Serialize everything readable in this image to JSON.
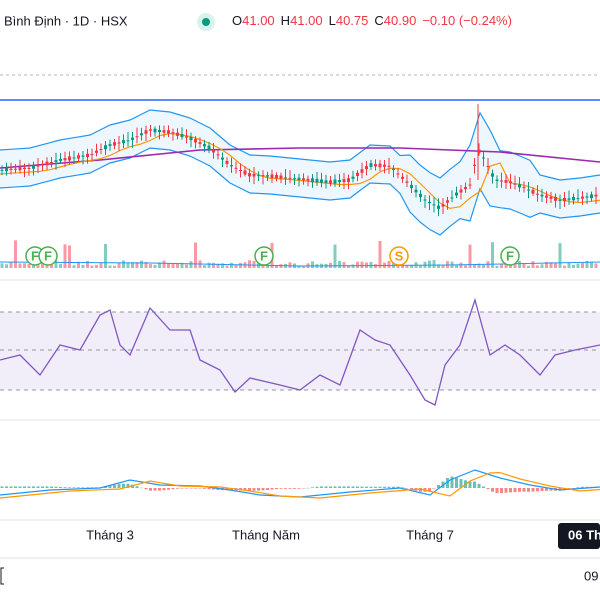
{
  "header": {
    "symbol": "Bình Định · 1D · HSX",
    "ohlc": [
      {
        "key": "O",
        "value": "41.00"
      },
      {
        "key": "H",
        "value": "41.00"
      },
      {
        "key": "L",
        "value": "40.75"
      },
      {
        "key": "C",
        "value": "40.90"
      }
    ],
    "change": "−0.10 (−0.24%)"
  },
  "markers": [
    "F",
    "F",
    "F",
    "S",
    "F"
  ],
  "x_axis": {
    "labels": [
      "Tháng 3",
      "Tháng Năm",
      "Tháng 7"
    ],
    "crosshair_label": "06 Th"
  },
  "time_axis": {
    "label": "09"
  }
}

· · · · · · ·

Exercise prompt = Pick out each line in the material containing "value".

Response to the exercise =
        "value": "41.00"
        "value": "41.00"
        "value": "40.75"
        "value": "40.90"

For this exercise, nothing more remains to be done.